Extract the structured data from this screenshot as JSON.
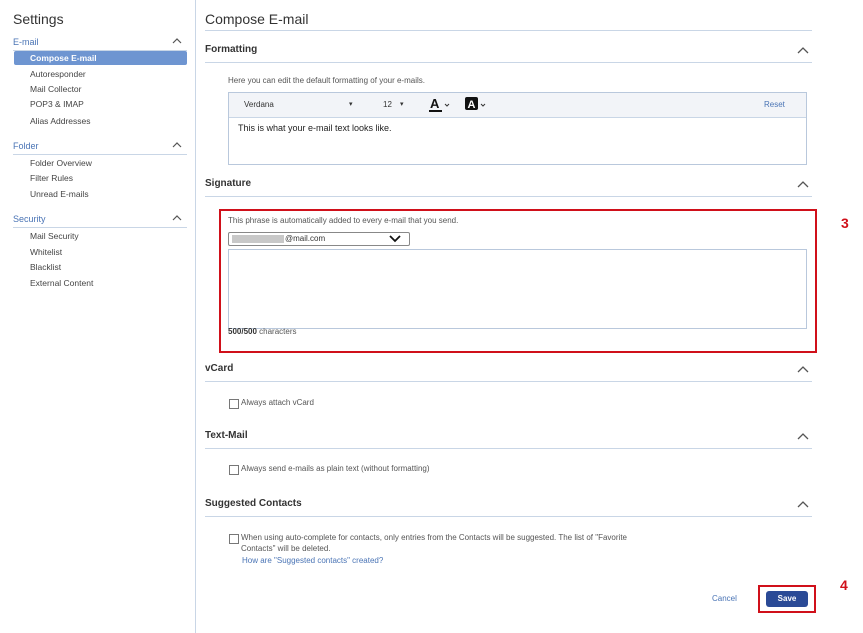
{
  "sidebar": {
    "title": "Settings",
    "groups": [
      {
        "label": "E-mail",
        "items": [
          "Compose E-mail",
          "Autoresponder",
          "Mail Collector",
          "POP3 & IMAP",
          "Alias Addresses"
        ]
      },
      {
        "label": "Folder",
        "items": [
          "Folder Overview",
          "Filter Rules",
          "Unread E-mails"
        ]
      },
      {
        "label": "Security",
        "items": [
          "Mail Security",
          "Whitelist",
          "Blacklist",
          "External Content"
        ]
      }
    ],
    "active_item": "Compose E-mail"
  },
  "main": {
    "title": "Compose E-mail",
    "formatting": {
      "heading": "Formatting",
      "hint": "Here you can edit the default formatting of your e-mails.",
      "font": "Verdana",
      "size": "12",
      "reset": "Reset",
      "preview_text": "This is what your e-mail text looks like."
    },
    "signature": {
      "heading": "Signature",
      "hint": "This phrase is automatically added to every e-mail that you send.",
      "account_domain": "@mail.com",
      "counter_value": "500/500",
      "counter_unit": "characters"
    },
    "vcard": {
      "heading": "vCard",
      "option": "Always attach vCard"
    },
    "textmail": {
      "heading": "Text-Mail",
      "option": "Always send e-mails as plain text (without formatting)"
    },
    "suggested": {
      "heading": "Suggested Contacts",
      "option_line1": "When using auto-complete for contacts, only entries from the Contacts will be suggested. The list of \"Favorite",
      "option_line2": "Contacts\" will be deleted.",
      "link": "How are \"Suggested contacts\" created?"
    },
    "actions": {
      "cancel": "Cancel",
      "save": "Save"
    }
  },
  "annotations": {
    "signature_marker": "3",
    "save_marker": "4"
  },
  "colors": {
    "accent": "#6e95d1",
    "primary_button": "#2a4a96",
    "annotation_red": "#d0101a",
    "link": "#4a74b5"
  }
}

▶ [Exercise]:
From the records given above, reproduce all text exactly and exclude each picture.

▶ [Finished task]:
Extract the structured data from this screenshot as JSON.
{
  "sidebar": {
    "title": "Settings",
    "groups": [
      {
        "label": "E-mail",
        "items": [
          "Compose E-mail",
          "Autoresponder",
          "Mail Collector",
          "POP3 & IMAP",
          "Alias Addresses"
        ]
      },
      {
        "label": "Folder",
        "items": [
          "Folder Overview",
          "Filter Rules",
          "Unread E-mails"
        ]
      },
      {
        "label": "Security",
        "items": [
          "Mail Security",
          "Whitelist",
          "Blacklist",
          "External Content"
        ]
      }
    ],
    "active_item": "Compose E-mail"
  },
  "main": {
    "title": "Compose E-mail",
    "formatting": {
      "heading": "Formatting",
      "hint": "Here you can edit the default formatting of your e-mails.",
      "font": "Verdana",
      "size": "12",
      "reset": "Reset",
      "preview_text": "This is what your e-mail text looks like."
    },
    "signature": {
      "heading": "Signature",
      "hint": "This phrase is automatically added to every e-mail that you send.",
      "account_domain": "@mail.com",
      "counter_value": "500/500",
      "counter_unit": "characters"
    },
    "vcard": {
      "heading": "vCard",
      "option": "Always attach vCard"
    },
    "textmail": {
      "heading": "Text-Mail",
      "option": "Always send e-mails as plain text (without formatting)"
    },
    "suggested": {
      "heading": "Suggested Contacts",
      "option_line1": "When using auto-complete for contacts, only entries from the Contacts will be suggested. The list of \"Favorite",
      "option_line2": "Contacts\" will be deleted.",
      "link": "How are \"Suggested contacts\" created?"
    },
    "actions": {
      "cancel": "Cancel",
      "save": "Save"
    }
  },
  "annotations": {
    "signature_marker": "3",
    "save_marker": "4"
  },
  "colors": {
    "accent": "#6e95d1",
    "primary_button": "#2a4a96",
    "annotation_red": "#d0101a",
    "link": "#4a74b5"
  }
}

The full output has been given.